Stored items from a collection
'''
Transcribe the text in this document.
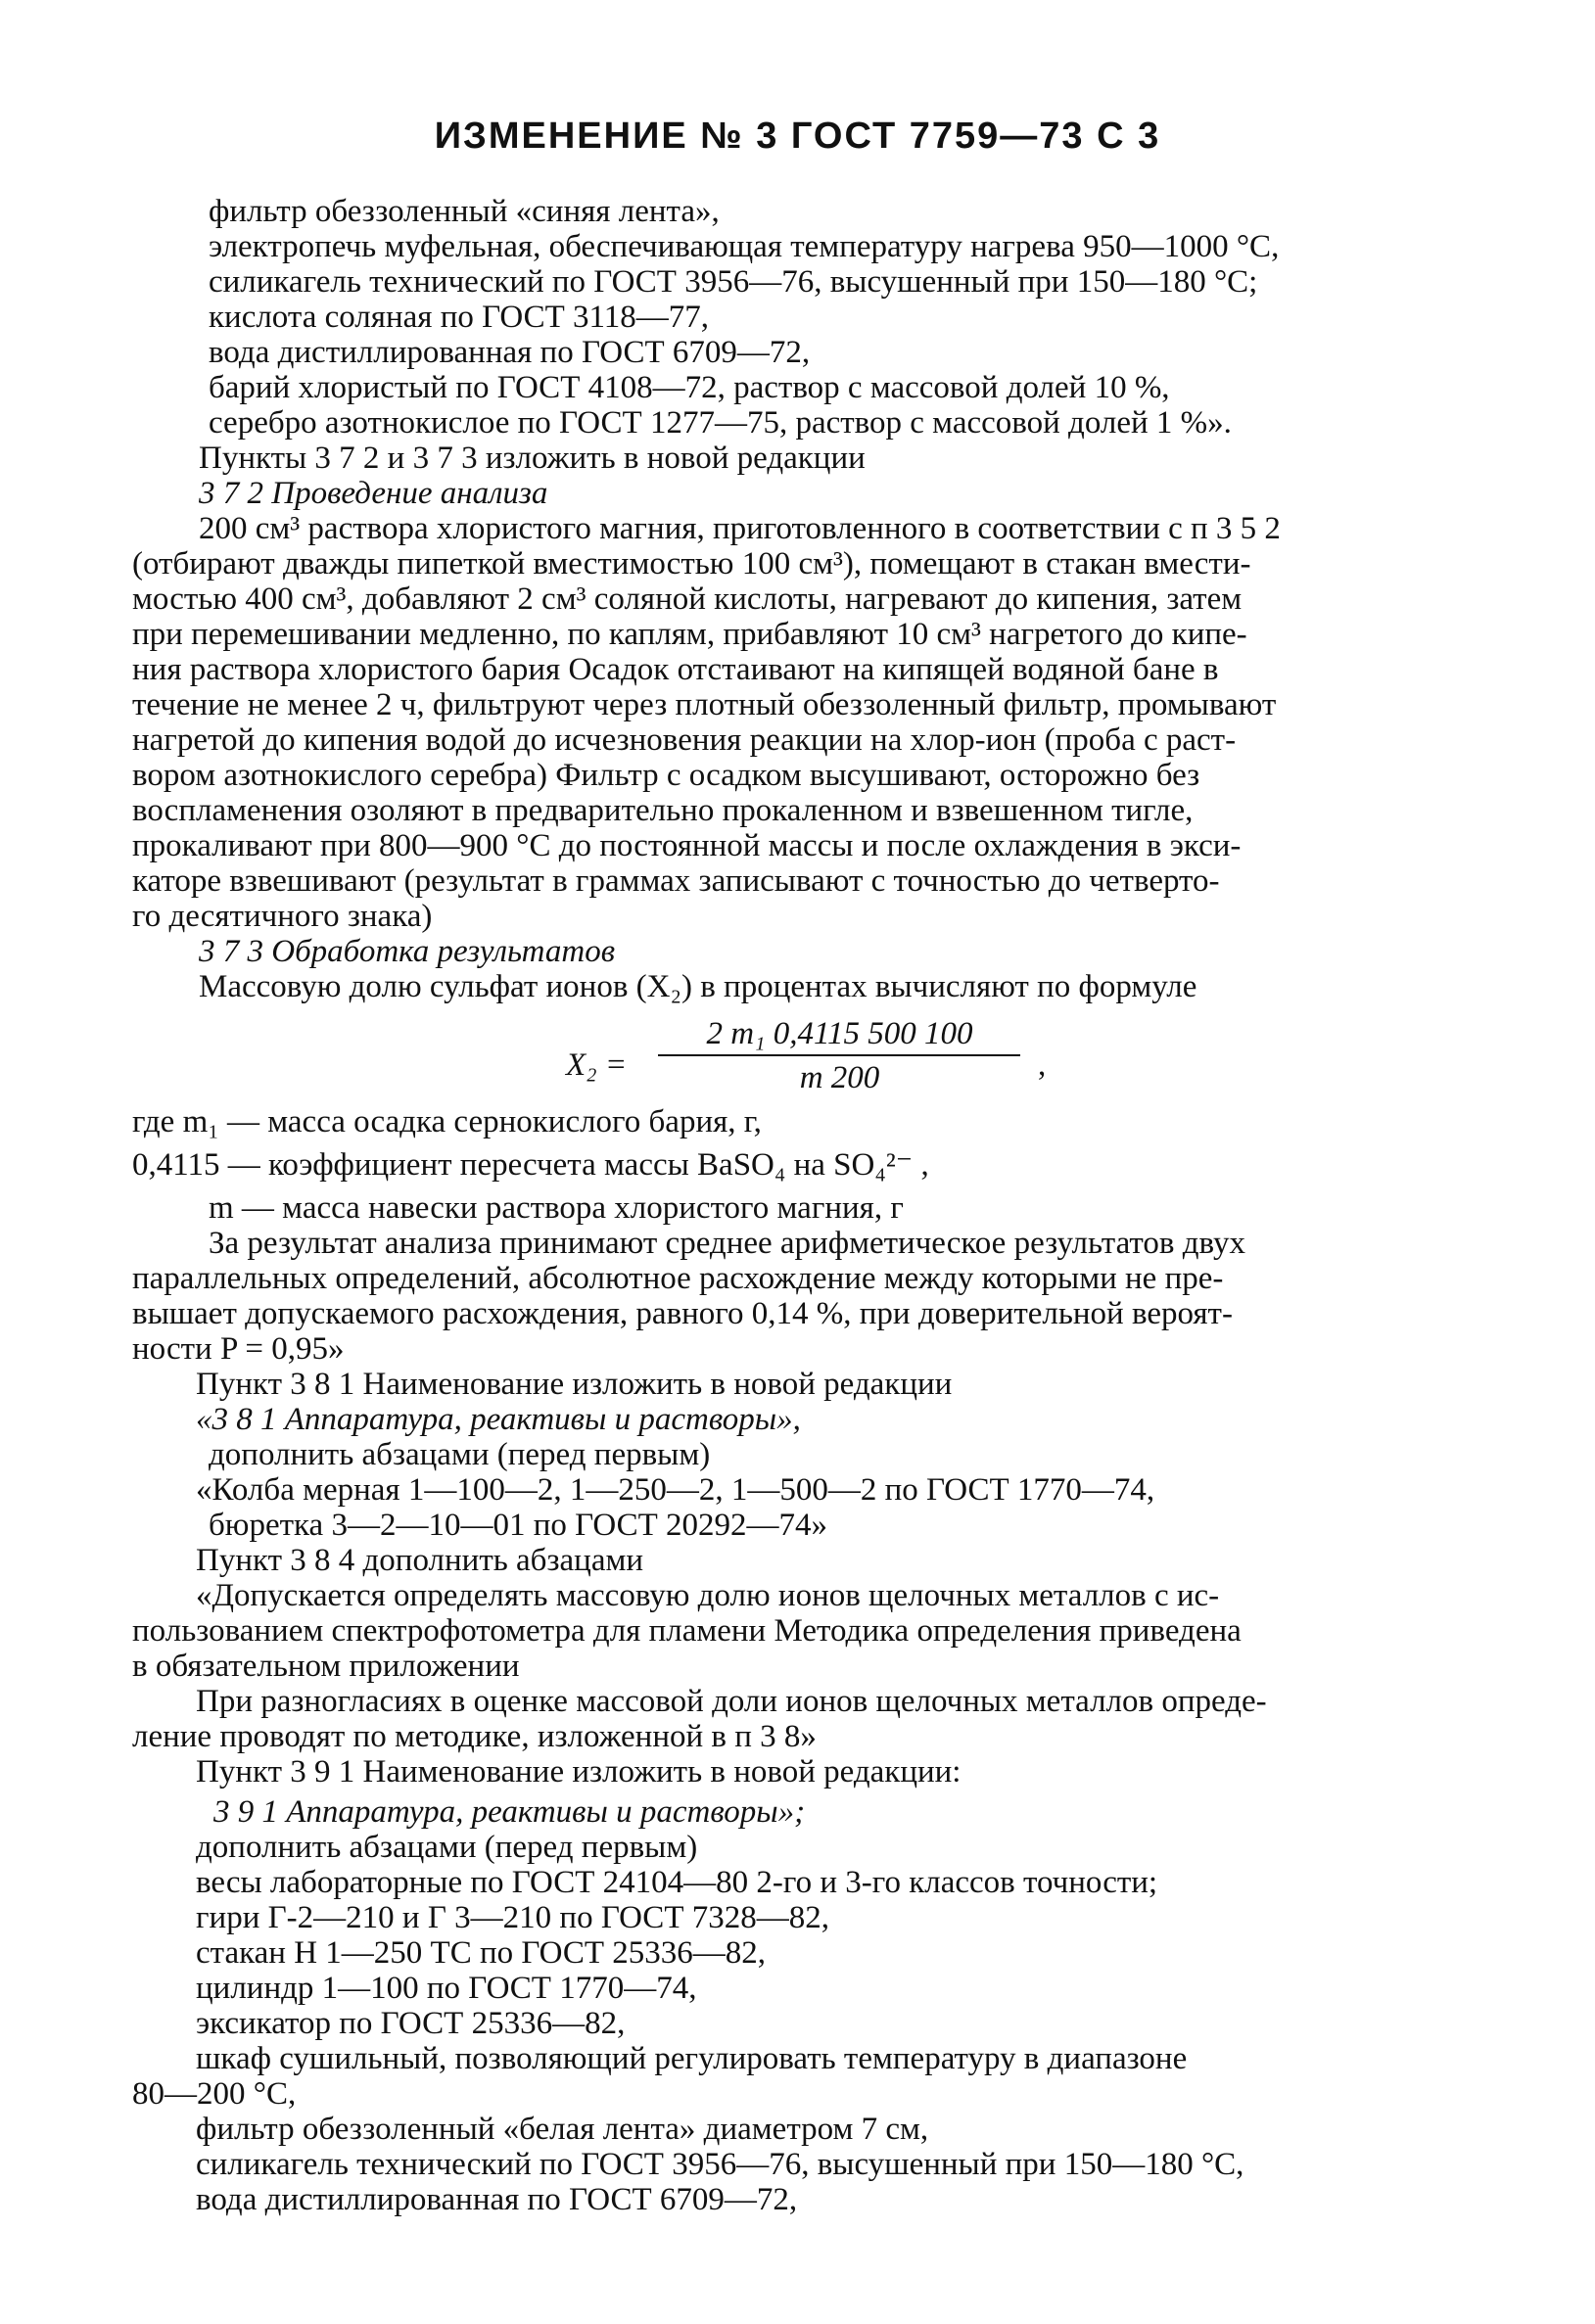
ИЗМЕНЕНИЕ № 3 ГОСТ 7759—73 С 3
фильтр обеззоленный «синяя лента»,
электропечь муфельная, обеспечивающая температуру нагрева 950—1000 °С,
силикагель технический по ГОСТ 3956—76, высушенный при 150—180 °С;
кислота соляная по ГОСТ 3118—77,
вода дистиллированная по ГОСТ 6709—72,
барий хлористый по ГОСТ 4108—72, раствор с массовой долей 10 %,
серебро азотнокислое по ГОСТ 1277—75, раствор с массовой долей 1 %».
Пункты 3 7 2 и 3 7 3 изложить в новой редакции
3 7 2 Проведение анализа
200 см³ раствора хлористого магния, приготовленного в соответствии с п 3 5 2
(отбирают дважды пипеткой вместимостью 100 см³), помещают в стакан вмести-
мостью 400 см³, добавляют 2 см³ соляной кислоты, нагревают до кипения, затем
при перемешивании медленно, по каплям, прибавляют 10 см³ нагретого до кипе-
ния раствора хлористого бария Осадок отстаивают на кипящей водяной бане в
течение не менее 2 ч, фильтруют через плотный обеззоленный фильтр, промывают
нагретой до кипения водой до исчезновения реакции на хлор-ион (проба с раст-
вором азотнокислого серебра) Фильтр с осадком высушивают, осторожно без
воспламенения озоляют в предварительно прокаленном и взвешенном тигле,
прокаливают при 800—900 °С до постоянной массы и после охлаждения в экси-
каторе взвешивают (результат в граммах записывают с точностью до четверто-
го десятичного знака)
3 7 3 Обработка результатов
Массовую долю сульфат ионов (X₂) в процентах вычисляют по формуле
X₂ =
2 m₁ 0,4115 500 100
m 200	,
где m₁ — масса осадка сернокислого бария, г,
0,4115 — коэффициент пересчета массы BaSO₄ на SO₄²⁻ ,
m — масса навески раствора хлористого магния, г
За результат анализа принимают среднее арифметическое результатов двух
параллельных определений, абсолютное расхождение между которыми не пре-
вышает допускаемого расхождения, равного 0,14 %, при доверительной вероят-
ности P = 0,95»
Пункт 3 8 1 Наименование изложить в новой редакции
«3 8 1 Аппаратура, реактивы и растворы»,
дополнить абзацами (перед первым)
«Колба мерная 1—100—2, 1—250—2, 1—500—2 по ГОСТ 1770—74,
бюретка 3—2—10—01 по ГОСТ 20292—74»
Пункт 3 8 4 дополнить абзацами
«Допускается определять массовую долю ионов щелочных металлов с ис-
пользованием спектрофотометра для пламени Методика определения приведена
в обязательном приложении
При разногласиях в оценке массовой доли ионов щелочных металлов опреде-
ление проводят по методике, изложенной в п 3 8»
Пункт 3 9 1 Наименование изложить в новой редакции:
3 9 1 Аппаратура, реактивы и растворы»;
дополнить абзацами (перед первым)
весы лабораторные по ГОСТ 24104—80 2-го и 3-го классов точности;
гири Г-2—210 и Г 3—210 по ГОСТ 7328—82,
стакан Н 1—250 ТС по ГОСТ 25336—82,
цилиндр 1—100 по ГОСТ 1770—74,
эксикатор по ГОСТ 25336—82,
шкаф сушильный, позволяющий регулировать температуру в диапазоне
80—200 °С,
фильтр обеззоленный «белая лента» диаметром 7 см,
силикагель технический по ГОСТ 3956—76, высушенный при 150—180 °С,
вода дистиллированная по ГОСТ 6709—72,
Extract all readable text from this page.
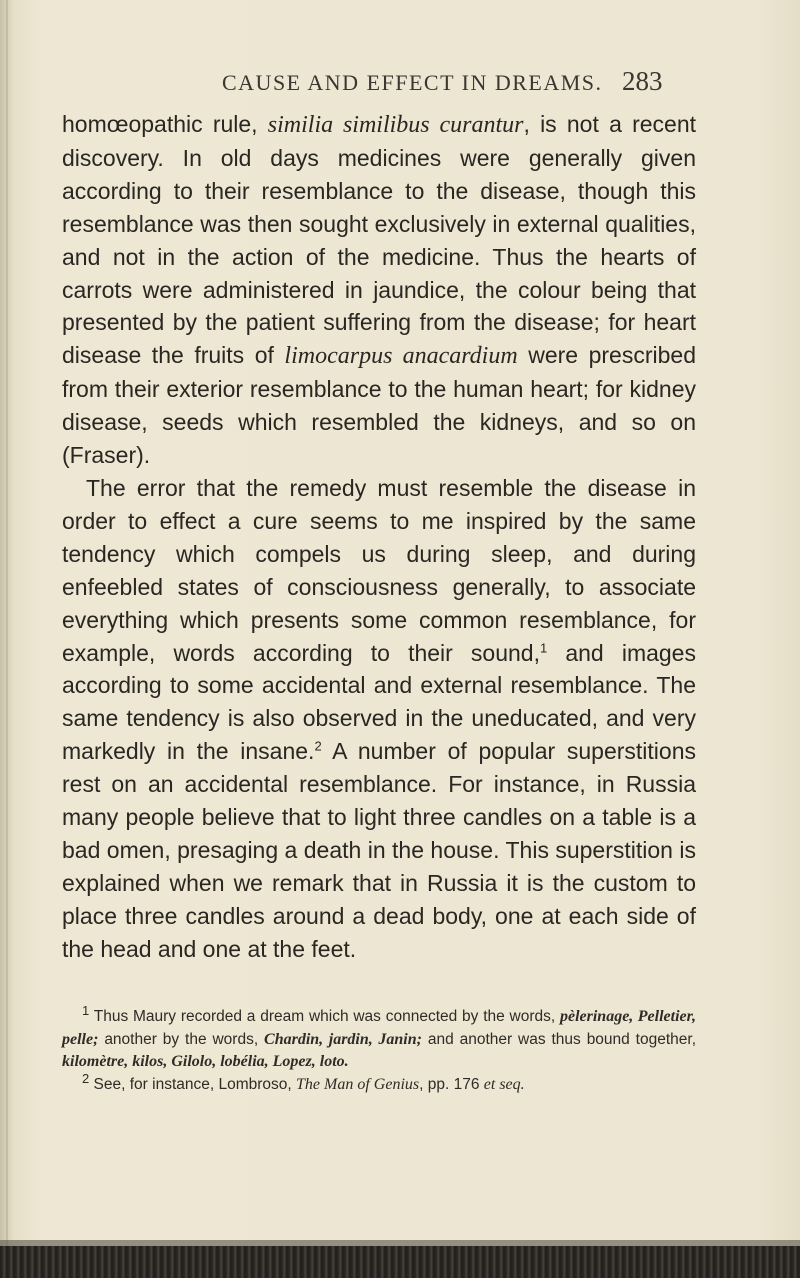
CAUSE AND EFFECT IN DREAMS. 283

homœopathic rule, similia similibus curantur, is not a recent discovery. In old days medicines were generally given according to their resemblance to the disease, though this resemblance was then sought exclusively in external qualities, and not in the action of the medicine. Thus the hearts of carrots were administered in jaundice, the colour being that presented by the patient suffering from the disease; for heart disease the fruits of limocarpus anacardium were prescribed from their exterior resemblance to the human heart; for kidney disease, seeds which resembled the kidneys, and so on (Fraser).

The error that the remedy must resemble the disease in order to effect a cure seems to me inspired by the same tendency which compels us during sleep, and during enfeebled states of consciousness generally, to associate everything which presents some common resemblance, for example, words according to their sound,$^1$ and images according to some accidental and external resemblance. The same tendency is also observed in the uneducated, and very markedly in the insane.$^2$ A number of popular superstitions rest on an accidental resemblance. For instance, in Russia many people believe that to light three candles on a table is a bad omen, presaging a death in the house. This superstition is explained when we remark that in Russia it is the custom to place three candles around a dead body, one at each side of the head and one at the feet.

$^1$ Thus Maury recorded a dream which was connected by the words, pèlerinage, Pelletier, pelle; another by the words, Chardin, jardin, Janin; and another was thus bound together, kilomètre, kilos, Gilolo, lobélia, Lopez, loto.

$^2$ See, for instance, Lombroso, The Man of Genius, pp. 176 et seq.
'''
__SET EXERCISE__. Reply with only the number of lines in the material above where the string "изложить" appears.

__EXERCISE RESULT__. 3